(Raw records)
◆ ◆ ◆ ◆

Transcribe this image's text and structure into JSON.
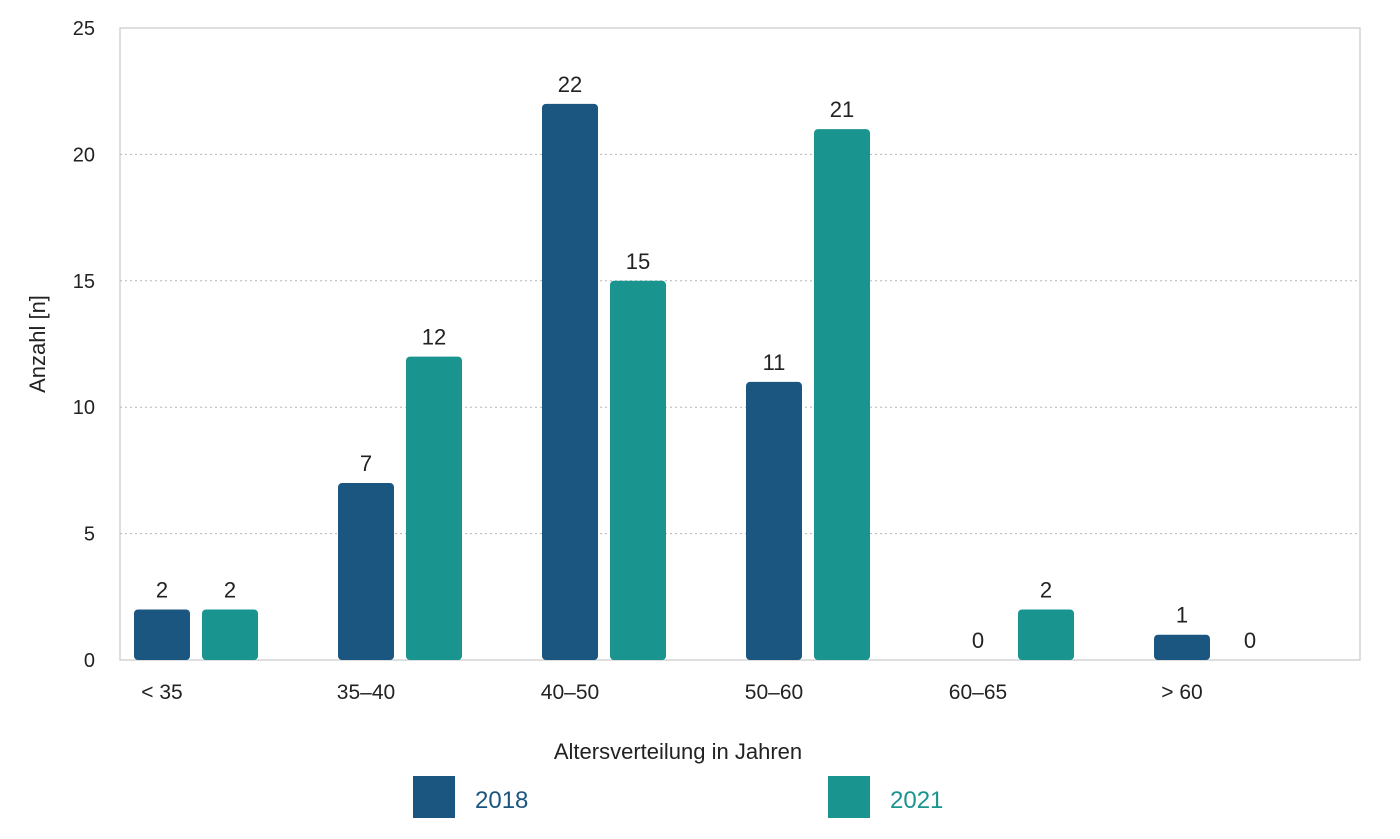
{
  "chart_data": {
    "type": "bar",
    "xlabel": "Altersverteilung in Jahren",
    "ylabel": "Anzahl [n]",
    "ylim": [
      0,
      25
    ],
    "yticks": [
      "0",
      "5",
      "10",
      "15",
      "20",
      "25"
    ],
    "categories": [
      "< 35",
      "35–40",
      "40–50",
      "50–60",
      "60–65",
      "> 60"
    ],
    "series": [
      {
        "name": "2018",
        "color": "#1b5680",
        "values": [
          2,
          7,
          22,
          11,
          0,
          1
        ]
      },
      {
        "name": "2021",
        "color": "#1a948f",
        "values": [
          2,
          12,
          15,
          21,
          2,
          0
        ]
      }
    ],
    "grid": "horizontal-dotted",
    "legend_position": "bottom"
  }
}
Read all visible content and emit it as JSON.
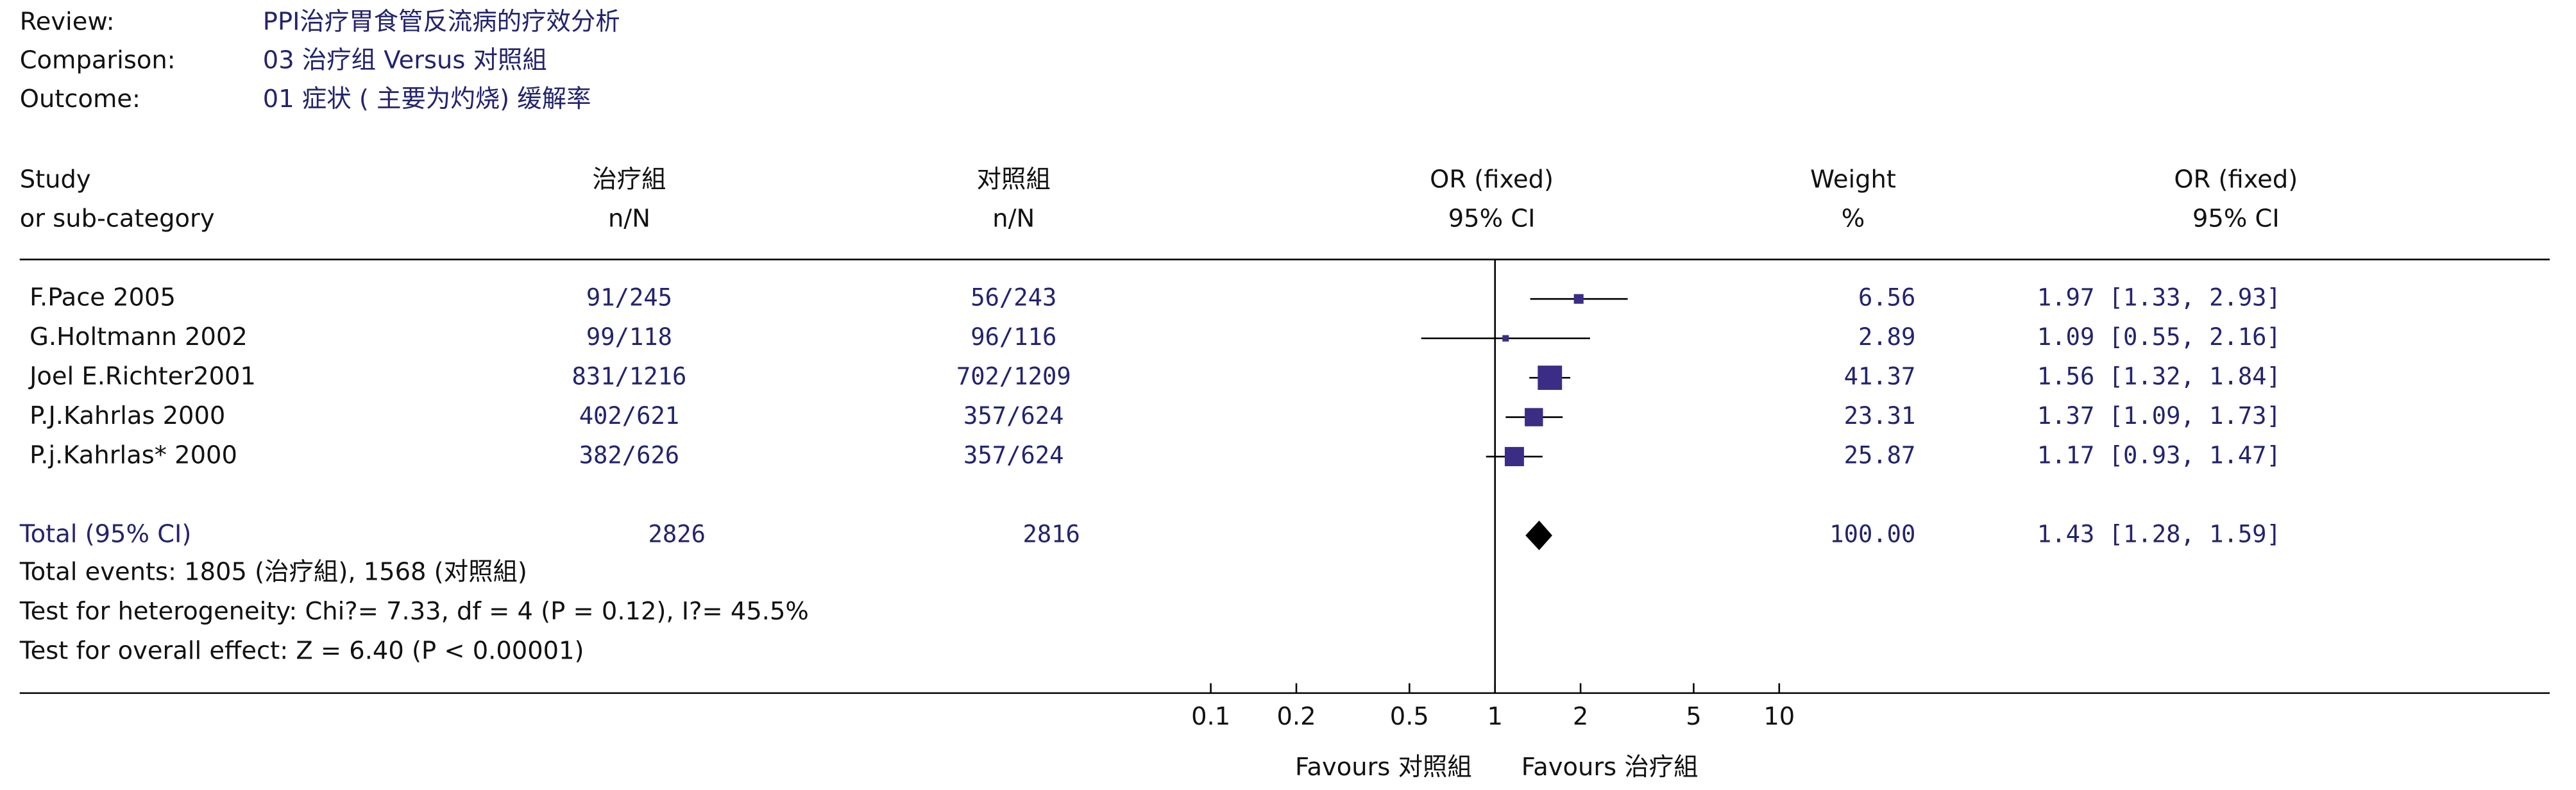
{
  "chart_data": {
    "type": "forest",
    "meta": [
      {
        "label": "Review:",
        "text": "PPI治疗胃食管反流病的疗效分析"
      },
      {
        "label": "Comparison:",
        "text": "03 治疗组 Versus 对照組"
      },
      {
        "label": "Outcome:",
        "text": "01 症状 ( 主要为灼烧) 缓解率"
      }
    ],
    "columns": {
      "study": [
        "Study",
        "or sub-category"
      ],
      "treatment": [
        "治疗組",
        "n/N"
      ],
      "control": [
        "对照組",
        "n/N"
      ],
      "plot": [
        "OR (fixed)",
        "95% CI"
      ],
      "weight": [
        "Weight",
        "%"
      ],
      "or": [
        "OR (fixed)",
        "95% CI"
      ]
    },
    "studies": [
      {
        "name": "F.Pace 2005",
        "treatment": "91/245",
        "control": "56/243",
        "weight": 6.56,
        "or": 1.97,
        "ci": [
          1.33,
          2.93
        ],
        "or_label": "1.97 [1.33, 2.93]"
      },
      {
        "name": "G.Holtmann 2002",
        "treatment": "99/118",
        "control": "96/116",
        "weight": 2.89,
        "or": 1.09,
        "ci": [
          0.55,
          2.16
        ],
        "or_label": "1.09 [0.55, 2.16]"
      },
      {
        "name": "Joel E.Richter2001",
        "treatment": "831/1216",
        "control": "702/1209",
        "weight": 41.37,
        "or": 1.56,
        "ci": [
          1.32,
          1.84
        ],
        "or_label": "1.56 [1.32, 1.84]"
      },
      {
        "name": "P.J.Kahrlas 2000",
        "treatment": "402/621",
        "control": "357/624",
        "weight": 23.31,
        "or": 1.37,
        "ci": [
          1.09,
          1.73
        ],
        "or_label": "1.37 [1.09, 1.73]"
      },
      {
        "name": "P.j.Kahrlas* 2000",
        "treatment": "382/626",
        "control": "357/624",
        "weight": 25.87,
        "or": 1.17,
        "ci": [
          0.93,
          1.47
        ],
        "or_label": "1.17 [0.93, 1.47]"
      }
    ],
    "total": {
      "name": "Total (95% CI)",
      "treatment": 2826,
      "control": 2816,
      "weight": 100,
      "weight_label": "100.00",
      "or": 1.43,
      "ci": [
        1.28,
        1.59
      ],
      "or_label": "1.43 [1.28, 1.59]"
    },
    "notes": [
      "Total events: 1805 (治疗組), 1568 (对照組)",
      "Test for heterogeneity: Chi?= 7.33, df = 4 (P = 0.12), I?= 45.5%",
      "Test for overall effect: Z = 6.40 (P < 0.00001)"
    ],
    "xlim": [
      0.1,
      10
    ],
    "xticks": [
      0.1,
      0.2,
      0.5,
      1,
      2,
      5,
      10
    ],
    "log_x": true,
    "favours": [
      "Favours 对照組",
      "Favours 治疗組"
    ],
    "color": "#3b2d86"
  }
}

◆ ◆ ◆ ◆

What is the number of lines that hold the string "treatment"? Reply with that number alone.

> **Answer to the task**:
7